---------- Listing

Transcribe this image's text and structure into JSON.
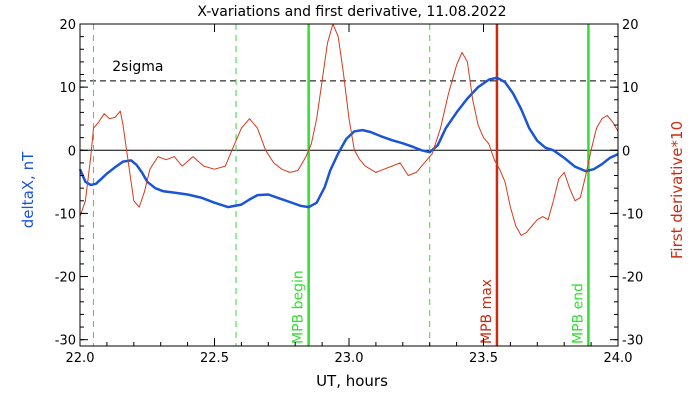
{
  "chart_data": {
    "type": "line",
    "title": "X-variations and first derivative, 11.08.2022",
    "xlabel": "UT, hours",
    "ylabel_left": "deltaX, nT",
    "ylabel_right": "First derivative*10",
    "xlim": [
      22.0,
      24.0
    ],
    "ylim": [
      -31,
      20
    ],
    "xticks": [
      "22.0",
      "22.5",
      "23.0",
      "23.5",
      "24.0"
    ],
    "xtick_values": [
      22.0,
      22.5,
      23.0,
      23.5,
      24.0
    ],
    "yticks": [
      "20",
      "10",
      "0",
      "-10",
      "-20",
      "-30"
    ],
    "ytick_values": [
      20,
      10,
      0,
      -10,
      -20,
      -30
    ],
    "sigma_level": 11,
    "sigma_label": "2sigma",
    "zero_line": 0,
    "colors": {
      "deltaX": "#1b55d6",
      "derivative": "#d43a1c",
      "green_lines": "#33dd33",
      "red_line": "#cc2a10",
      "left_label": "#1b55d6",
      "right_label": "#cc2a10"
    },
    "dashed_verticals": [
      22.05,
      22.58,
      23.3
    ],
    "markers": [
      {
        "x": 22.85,
        "label": "MPB begin",
        "color": "#33dd33"
      },
      {
        "x": 23.55,
        "label": "MPB max",
        "color": "#cc2a10"
      },
      {
        "x": 23.89,
        "label": "MPB end",
        "color": "#33dd33"
      }
    ],
    "series": [
      {
        "name": "deltaX",
        "x": [
          22.0,
          22.02,
          22.04,
          22.06,
          22.08,
          22.1,
          22.13,
          22.16,
          22.19,
          22.21,
          22.23,
          22.25,
          22.28,
          22.31,
          22.35,
          22.4,
          22.45,
          22.5,
          22.55,
          22.6,
          22.63,
          22.66,
          22.7,
          22.74,
          22.78,
          22.82,
          22.85,
          22.88,
          22.91,
          22.93,
          22.96,
          22.99,
          23.02,
          23.05,
          23.08,
          23.12,
          23.16,
          23.2,
          23.24,
          23.27,
          23.3,
          23.33,
          23.36,
          23.4,
          23.44,
          23.48,
          23.52,
          23.55,
          23.58,
          23.61,
          23.64,
          23.67,
          23.7,
          23.73,
          23.76,
          23.8,
          23.84,
          23.88,
          23.91,
          23.94,
          23.97,
          24.0
        ],
        "values": [
          -3.0,
          -5.0,
          -5.5,
          -5.3,
          -4.5,
          -3.7,
          -2.7,
          -1.8,
          -1.6,
          -2.3,
          -3.5,
          -5.0,
          -6.0,
          -6.5,
          -6.7,
          -7.0,
          -7.5,
          -8.3,
          -9.0,
          -8.6,
          -7.8,
          -7.1,
          -7.0,
          -7.6,
          -8.2,
          -8.8,
          -9.0,
          -8.3,
          -5.8,
          -3.2,
          -0.5,
          1.8,
          3.0,
          3.2,
          2.9,
          2.2,
          1.6,
          1.1,
          0.5,
          0.0,
          -0.3,
          0.8,
          3.5,
          6.0,
          8.2,
          10.0,
          11.2,
          11.5,
          10.8,
          9.0,
          6.5,
          3.5,
          1.5,
          0.4,
          0.0,
          -1.2,
          -2.6,
          -3.3,
          -3.0,
          -2.2,
          -1.2,
          -0.6
        ]
      },
      {
        "name": "First derivative*10",
        "x": [
          22.0,
          22.02,
          22.04,
          22.05,
          22.07,
          22.09,
          22.11,
          22.13,
          22.15,
          22.16,
          22.18,
          22.2,
          22.22,
          22.24,
          22.26,
          22.29,
          22.32,
          22.35,
          22.38,
          22.42,
          22.46,
          22.5,
          22.54,
          22.57,
          22.6,
          22.63,
          22.66,
          22.69,
          22.72,
          22.75,
          22.78,
          22.81,
          22.84,
          22.86,
          22.88,
          22.9,
          22.92,
          22.94,
          22.96,
          22.98,
          23.0,
          23.02,
          23.04,
          23.06,
          23.08,
          23.1,
          23.13,
          23.16,
          23.19,
          23.22,
          23.25,
          23.28,
          23.31,
          23.34,
          23.37,
          23.4,
          23.42,
          23.44,
          23.46,
          23.48,
          23.5,
          23.52,
          23.54,
          23.56,
          23.58,
          23.6,
          23.62,
          23.64,
          23.66,
          23.68,
          23.7,
          23.72,
          23.74,
          23.76,
          23.78,
          23.8,
          23.82,
          23.84,
          23.86,
          23.88,
          23.9,
          23.92,
          23.94,
          23.96,
          23.98,
          24.0
        ],
        "values": [
          -10.5,
          -8.0,
          -1.0,
          3.5,
          4.5,
          5.8,
          5.0,
          5.2,
          6.2,
          4.0,
          -2.0,
          -8.0,
          -9.0,
          -6.5,
          -3.0,
          -1.0,
          -1.5,
          -1.0,
          -2.5,
          -1.0,
          -2.5,
          -3.0,
          -2.5,
          0.5,
          3.5,
          5.0,
          3.5,
          0.0,
          -2.0,
          -3.0,
          -3.5,
          -3.2,
          -1.0,
          1.0,
          5.0,
          11.0,
          17.0,
          20.0,
          18.0,
          12.0,
          5.0,
          0.0,
          -1.5,
          -2.5,
          -3.0,
          -3.5,
          -3.0,
          -2.5,
          -2.0,
          -4.0,
          -3.5,
          -2.0,
          -0.5,
          3.5,
          9.0,
          13.5,
          15.5,
          14.0,
          8.0,
          4.0,
          2.0,
          1.0,
          -1.5,
          -3.0,
          -5.0,
          -9.0,
          -12.0,
          -13.5,
          -13.0,
          -12.0,
          -11.0,
          -10.5,
          -11.0,
          -8.0,
          -4.5,
          -3.5,
          -6.0,
          -8.0,
          -7.5,
          -4.0,
          0.0,
          3.5,
          5.0,
          5.5,
          4.5,
          3.0
        ]
      }
    ]
  }
}
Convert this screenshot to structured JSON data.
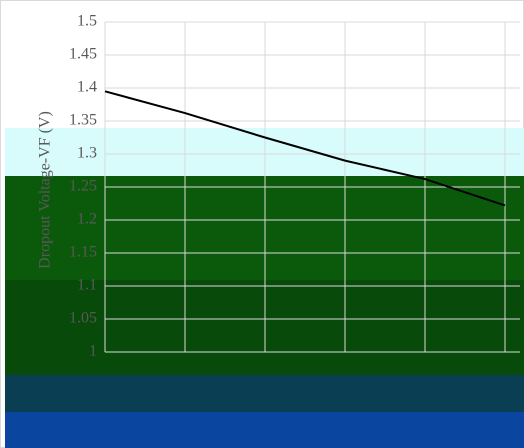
{
  "chart_data": {
    "type": "line",
    "y_label": "Dropout Voltage-VF (V)",
    "categories": [
      null,
      null,
      null,
      null,
      null,
      null
    ],
    "series": [
      {
        "name": null,
        "color": "#000000",
        "values": [
          1.395,
          1.362,
          1.325,
          1.29,
          1.262,
          1.222
        ]
      }
    ],
    "ylim": [
      1.0,
      1.5
    ],
    "yticks": [
      1.0,
      1.05,
      1.1,
      1.15,
      1.2,
      1.25,
      1.3,
      1.35,
      1.4,
      1.45,
      1.5
    ],
    "grid": true
  }
}
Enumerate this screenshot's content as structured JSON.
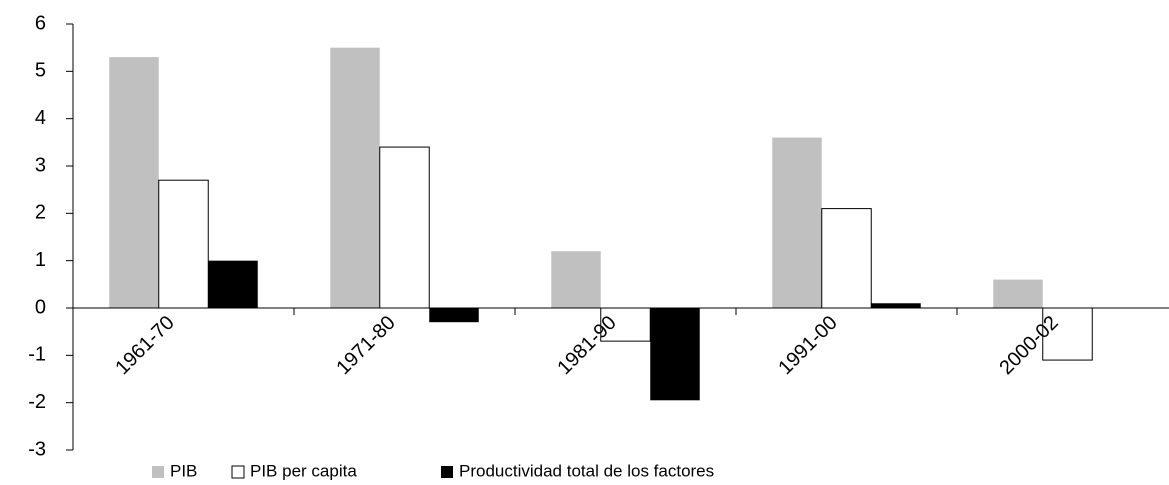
{
  "chart_data": {
    "type": "bar",
    "categories": [
      "1961-70",
      "1971-80",
      "1981-90",
      "1991-00",
      "2000-02"
    ],
    "series": [
      {
        "name": "PIB",
        "color": "#c0c0c0",
        "values": [
          5.3,
          5.5,
          1.2,
          3.6,
          0.6
        ]
      },
      {
        "name": "PIB per capita",
        "color": "#ffffff",
        "values": [
          2.7,
          3.4,
          -0.7,
          2.1,
          -1.1
        ]
      },
      {
        "name": "Productividad total de los factores",
        "color": "#000000",
        "values": [
          1.0,
          -0.3,
          -1.95,
          0.1,
          null
        ]
      }
    ],
    "ylim": [
      -3,
      6
    ],
    "yticks": [
      -3,
      -2,
      -1,
      0,
      1,
      2,
      3,
      4,
      5,
      6
    ],
    "grid": false,
    "legend": "bottom"
  }
}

--------------------

Task prompt – Scan the material for lines with the word "screenshot", and copy each line you find.

Written reply –
Convert this screenshot to structured JSON data.
Enumerate this screenshot's content as structured JSON.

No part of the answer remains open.